Do this:
Copy whichever lines contain the string "Para".

Entries shown:
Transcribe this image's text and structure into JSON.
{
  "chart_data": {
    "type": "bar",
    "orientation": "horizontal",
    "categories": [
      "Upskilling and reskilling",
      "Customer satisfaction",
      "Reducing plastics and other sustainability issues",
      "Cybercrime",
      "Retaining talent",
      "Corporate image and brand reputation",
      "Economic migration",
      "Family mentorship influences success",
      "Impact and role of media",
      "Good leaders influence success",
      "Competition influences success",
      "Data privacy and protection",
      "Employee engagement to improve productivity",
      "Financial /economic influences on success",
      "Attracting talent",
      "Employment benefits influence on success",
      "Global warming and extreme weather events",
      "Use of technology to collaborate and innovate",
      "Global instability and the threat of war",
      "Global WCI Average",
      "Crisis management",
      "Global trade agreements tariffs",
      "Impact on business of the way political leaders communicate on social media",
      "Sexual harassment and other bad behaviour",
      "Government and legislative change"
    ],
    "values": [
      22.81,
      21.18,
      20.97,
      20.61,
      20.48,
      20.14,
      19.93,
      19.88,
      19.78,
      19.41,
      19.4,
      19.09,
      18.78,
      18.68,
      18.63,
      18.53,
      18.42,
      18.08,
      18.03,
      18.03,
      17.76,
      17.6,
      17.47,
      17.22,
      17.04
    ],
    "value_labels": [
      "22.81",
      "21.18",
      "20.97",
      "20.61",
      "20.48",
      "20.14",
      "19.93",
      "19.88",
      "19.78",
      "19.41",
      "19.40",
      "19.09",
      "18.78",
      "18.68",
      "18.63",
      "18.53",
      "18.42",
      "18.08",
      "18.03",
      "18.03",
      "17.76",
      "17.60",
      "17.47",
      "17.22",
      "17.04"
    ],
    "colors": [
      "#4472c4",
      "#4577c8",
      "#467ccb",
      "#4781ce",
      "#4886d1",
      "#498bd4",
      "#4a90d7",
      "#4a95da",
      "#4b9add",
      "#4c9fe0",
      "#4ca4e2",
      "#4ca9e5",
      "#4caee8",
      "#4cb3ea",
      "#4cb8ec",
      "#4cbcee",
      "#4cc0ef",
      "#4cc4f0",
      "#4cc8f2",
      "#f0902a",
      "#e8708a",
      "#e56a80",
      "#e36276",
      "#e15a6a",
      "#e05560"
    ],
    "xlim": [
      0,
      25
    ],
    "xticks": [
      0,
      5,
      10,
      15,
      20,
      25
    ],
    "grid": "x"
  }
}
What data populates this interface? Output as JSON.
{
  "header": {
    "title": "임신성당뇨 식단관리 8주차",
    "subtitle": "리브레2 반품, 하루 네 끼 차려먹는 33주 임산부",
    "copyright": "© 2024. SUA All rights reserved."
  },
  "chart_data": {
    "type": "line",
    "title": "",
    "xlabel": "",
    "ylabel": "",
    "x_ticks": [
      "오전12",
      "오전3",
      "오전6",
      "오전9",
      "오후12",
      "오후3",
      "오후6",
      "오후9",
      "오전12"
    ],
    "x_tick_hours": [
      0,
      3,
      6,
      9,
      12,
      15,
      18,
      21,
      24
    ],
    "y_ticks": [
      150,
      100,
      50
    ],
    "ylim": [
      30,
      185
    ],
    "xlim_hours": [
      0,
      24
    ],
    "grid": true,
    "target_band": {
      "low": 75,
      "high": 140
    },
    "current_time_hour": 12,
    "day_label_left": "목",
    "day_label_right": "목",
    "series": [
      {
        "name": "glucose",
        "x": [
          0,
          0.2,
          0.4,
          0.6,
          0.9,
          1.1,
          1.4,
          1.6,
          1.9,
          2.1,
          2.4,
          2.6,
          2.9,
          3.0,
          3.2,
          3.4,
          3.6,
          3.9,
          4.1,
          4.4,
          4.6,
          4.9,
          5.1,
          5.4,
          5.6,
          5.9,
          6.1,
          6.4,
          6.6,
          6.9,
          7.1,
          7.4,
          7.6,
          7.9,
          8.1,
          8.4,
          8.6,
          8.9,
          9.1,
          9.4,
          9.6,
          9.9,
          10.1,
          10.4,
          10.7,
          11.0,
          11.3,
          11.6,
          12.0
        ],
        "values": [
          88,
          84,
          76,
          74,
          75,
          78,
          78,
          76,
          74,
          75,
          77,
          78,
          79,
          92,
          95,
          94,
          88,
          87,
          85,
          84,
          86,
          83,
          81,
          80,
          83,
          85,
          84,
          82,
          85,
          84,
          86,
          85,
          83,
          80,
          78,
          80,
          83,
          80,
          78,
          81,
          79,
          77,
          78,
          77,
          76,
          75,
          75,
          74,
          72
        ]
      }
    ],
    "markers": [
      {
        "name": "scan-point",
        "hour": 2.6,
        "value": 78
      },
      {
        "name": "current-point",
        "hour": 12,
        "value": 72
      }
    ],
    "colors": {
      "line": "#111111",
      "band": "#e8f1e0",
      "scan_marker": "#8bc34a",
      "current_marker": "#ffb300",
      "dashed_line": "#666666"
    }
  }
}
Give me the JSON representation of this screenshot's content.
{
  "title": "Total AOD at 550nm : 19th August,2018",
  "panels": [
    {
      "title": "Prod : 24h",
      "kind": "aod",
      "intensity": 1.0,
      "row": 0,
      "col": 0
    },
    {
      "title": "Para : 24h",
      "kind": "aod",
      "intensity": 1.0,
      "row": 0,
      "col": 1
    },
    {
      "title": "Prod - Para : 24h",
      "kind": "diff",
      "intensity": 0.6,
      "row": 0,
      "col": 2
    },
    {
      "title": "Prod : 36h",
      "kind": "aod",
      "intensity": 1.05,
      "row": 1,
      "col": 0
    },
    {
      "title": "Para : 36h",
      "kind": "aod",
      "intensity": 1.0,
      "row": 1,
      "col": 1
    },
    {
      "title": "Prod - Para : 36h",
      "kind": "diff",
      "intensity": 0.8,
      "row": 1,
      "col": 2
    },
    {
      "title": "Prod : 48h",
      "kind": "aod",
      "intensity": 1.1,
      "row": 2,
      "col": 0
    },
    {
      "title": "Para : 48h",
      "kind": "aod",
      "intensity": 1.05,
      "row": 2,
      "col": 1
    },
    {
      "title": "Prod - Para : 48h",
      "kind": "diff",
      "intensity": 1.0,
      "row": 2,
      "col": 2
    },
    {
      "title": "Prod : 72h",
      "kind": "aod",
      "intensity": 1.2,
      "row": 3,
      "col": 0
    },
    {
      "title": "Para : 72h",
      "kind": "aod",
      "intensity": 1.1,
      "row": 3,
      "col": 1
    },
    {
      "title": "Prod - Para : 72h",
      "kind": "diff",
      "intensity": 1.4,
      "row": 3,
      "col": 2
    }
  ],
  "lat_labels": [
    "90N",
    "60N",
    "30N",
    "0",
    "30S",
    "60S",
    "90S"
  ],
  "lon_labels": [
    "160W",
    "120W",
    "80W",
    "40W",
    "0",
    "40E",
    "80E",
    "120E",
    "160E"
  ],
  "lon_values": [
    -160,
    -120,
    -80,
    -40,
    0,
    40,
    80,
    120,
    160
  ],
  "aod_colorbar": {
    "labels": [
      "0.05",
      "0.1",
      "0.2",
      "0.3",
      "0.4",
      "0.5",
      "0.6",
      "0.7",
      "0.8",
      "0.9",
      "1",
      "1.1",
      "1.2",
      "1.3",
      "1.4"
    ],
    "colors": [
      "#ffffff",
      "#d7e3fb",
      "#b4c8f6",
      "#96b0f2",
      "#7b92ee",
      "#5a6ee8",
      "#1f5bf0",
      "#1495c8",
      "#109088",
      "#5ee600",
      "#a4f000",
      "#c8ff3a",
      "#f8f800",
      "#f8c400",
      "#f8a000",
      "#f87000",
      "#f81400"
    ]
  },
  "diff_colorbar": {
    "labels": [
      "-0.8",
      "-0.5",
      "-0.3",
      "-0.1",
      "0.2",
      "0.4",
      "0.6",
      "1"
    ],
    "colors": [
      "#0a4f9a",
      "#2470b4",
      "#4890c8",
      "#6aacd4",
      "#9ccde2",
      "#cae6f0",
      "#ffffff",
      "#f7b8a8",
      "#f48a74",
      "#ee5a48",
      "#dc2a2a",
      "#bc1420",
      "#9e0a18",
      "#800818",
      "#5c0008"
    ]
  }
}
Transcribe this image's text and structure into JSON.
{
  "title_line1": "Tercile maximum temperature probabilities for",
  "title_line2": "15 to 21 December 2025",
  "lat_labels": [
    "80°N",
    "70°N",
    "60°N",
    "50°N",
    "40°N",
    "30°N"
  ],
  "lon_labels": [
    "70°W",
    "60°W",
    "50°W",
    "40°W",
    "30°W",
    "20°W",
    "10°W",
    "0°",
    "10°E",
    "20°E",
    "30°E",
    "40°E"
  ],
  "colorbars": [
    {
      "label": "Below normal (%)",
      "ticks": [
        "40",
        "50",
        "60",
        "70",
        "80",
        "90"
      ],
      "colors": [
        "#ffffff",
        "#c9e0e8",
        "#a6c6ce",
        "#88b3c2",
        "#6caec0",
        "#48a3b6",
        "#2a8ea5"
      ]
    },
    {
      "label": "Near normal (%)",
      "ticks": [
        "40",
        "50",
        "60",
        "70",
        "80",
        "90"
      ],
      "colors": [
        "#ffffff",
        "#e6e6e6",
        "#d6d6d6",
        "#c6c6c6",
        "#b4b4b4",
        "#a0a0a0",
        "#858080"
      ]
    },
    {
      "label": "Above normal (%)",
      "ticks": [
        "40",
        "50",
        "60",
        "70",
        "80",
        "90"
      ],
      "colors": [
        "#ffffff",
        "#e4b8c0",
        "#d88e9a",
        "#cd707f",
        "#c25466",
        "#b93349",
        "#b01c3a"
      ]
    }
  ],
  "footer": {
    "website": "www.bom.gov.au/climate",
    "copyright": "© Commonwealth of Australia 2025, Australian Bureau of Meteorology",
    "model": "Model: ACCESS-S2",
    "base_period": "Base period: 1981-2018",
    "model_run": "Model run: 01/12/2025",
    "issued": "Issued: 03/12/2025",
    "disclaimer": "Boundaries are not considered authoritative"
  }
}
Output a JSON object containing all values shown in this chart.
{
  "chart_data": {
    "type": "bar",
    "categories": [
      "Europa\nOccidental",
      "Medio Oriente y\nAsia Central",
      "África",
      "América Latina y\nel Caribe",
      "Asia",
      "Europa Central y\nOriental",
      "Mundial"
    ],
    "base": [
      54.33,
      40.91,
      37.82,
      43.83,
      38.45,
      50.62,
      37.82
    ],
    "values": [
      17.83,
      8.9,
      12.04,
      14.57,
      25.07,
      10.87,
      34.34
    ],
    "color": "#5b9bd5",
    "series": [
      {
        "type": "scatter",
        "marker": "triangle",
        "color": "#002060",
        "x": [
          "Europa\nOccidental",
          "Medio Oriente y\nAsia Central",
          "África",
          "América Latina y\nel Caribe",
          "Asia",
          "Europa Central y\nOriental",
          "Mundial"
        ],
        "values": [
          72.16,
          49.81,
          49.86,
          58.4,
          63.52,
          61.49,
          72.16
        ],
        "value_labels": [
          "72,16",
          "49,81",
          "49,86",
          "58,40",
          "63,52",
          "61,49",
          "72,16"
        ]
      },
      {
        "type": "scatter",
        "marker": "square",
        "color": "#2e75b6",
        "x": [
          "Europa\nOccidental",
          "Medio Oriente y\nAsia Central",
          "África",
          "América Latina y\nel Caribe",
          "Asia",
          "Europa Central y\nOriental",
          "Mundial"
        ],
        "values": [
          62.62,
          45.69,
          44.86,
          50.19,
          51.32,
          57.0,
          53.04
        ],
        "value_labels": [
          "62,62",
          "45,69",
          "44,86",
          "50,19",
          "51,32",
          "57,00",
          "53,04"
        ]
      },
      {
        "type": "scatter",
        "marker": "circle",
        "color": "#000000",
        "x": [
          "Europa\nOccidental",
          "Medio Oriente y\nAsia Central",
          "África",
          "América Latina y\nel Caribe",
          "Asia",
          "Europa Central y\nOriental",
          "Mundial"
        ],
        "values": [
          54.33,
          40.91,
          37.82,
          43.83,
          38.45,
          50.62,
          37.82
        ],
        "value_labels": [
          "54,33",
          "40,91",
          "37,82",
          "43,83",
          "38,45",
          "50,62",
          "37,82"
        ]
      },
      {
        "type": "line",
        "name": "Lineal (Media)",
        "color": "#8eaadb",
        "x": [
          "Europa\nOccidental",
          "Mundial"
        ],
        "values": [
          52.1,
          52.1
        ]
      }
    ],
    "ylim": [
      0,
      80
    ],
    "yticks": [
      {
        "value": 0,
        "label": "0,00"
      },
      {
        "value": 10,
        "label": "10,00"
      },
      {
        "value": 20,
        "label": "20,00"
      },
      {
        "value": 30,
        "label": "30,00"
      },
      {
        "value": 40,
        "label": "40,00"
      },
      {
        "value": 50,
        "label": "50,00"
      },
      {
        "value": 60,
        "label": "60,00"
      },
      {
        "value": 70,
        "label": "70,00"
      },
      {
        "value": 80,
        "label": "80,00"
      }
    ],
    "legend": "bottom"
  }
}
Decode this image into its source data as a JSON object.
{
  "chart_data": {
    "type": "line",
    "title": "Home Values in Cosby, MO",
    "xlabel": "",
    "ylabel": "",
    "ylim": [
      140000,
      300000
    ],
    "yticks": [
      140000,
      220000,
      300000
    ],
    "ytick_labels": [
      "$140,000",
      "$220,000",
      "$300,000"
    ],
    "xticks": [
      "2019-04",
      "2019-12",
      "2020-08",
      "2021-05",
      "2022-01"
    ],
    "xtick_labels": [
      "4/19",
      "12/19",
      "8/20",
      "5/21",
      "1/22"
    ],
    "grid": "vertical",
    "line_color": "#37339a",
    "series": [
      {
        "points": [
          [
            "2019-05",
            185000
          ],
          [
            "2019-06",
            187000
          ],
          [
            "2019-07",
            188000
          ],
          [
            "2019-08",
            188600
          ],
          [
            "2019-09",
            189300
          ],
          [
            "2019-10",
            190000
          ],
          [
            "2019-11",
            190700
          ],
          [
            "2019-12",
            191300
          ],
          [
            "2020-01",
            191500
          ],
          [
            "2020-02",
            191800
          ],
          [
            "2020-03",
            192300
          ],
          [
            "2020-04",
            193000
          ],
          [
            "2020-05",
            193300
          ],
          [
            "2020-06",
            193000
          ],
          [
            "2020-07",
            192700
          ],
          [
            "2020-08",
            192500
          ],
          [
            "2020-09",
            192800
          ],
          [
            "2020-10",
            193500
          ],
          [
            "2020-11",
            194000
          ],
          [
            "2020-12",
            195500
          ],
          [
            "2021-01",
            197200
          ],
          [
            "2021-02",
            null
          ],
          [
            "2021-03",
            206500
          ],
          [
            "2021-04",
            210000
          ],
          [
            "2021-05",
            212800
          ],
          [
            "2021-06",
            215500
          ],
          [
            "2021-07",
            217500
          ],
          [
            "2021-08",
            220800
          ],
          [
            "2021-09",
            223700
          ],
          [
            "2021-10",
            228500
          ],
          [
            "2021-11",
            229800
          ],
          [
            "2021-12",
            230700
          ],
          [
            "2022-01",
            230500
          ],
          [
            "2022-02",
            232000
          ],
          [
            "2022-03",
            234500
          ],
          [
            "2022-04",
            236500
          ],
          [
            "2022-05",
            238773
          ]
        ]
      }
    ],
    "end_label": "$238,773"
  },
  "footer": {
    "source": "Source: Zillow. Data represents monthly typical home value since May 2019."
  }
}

Task solution:
      "title": "Para : 24h",
      "title": "Prod - Para : 24h",
      "title": "Para : 36h",
      "title": "Prod - Para : 36h",
      "title": "Para : 48h",
      "title": "Prod - Para : 48h",
      "title": "Para : 72h",
      "title": "Prod - Para : 72h",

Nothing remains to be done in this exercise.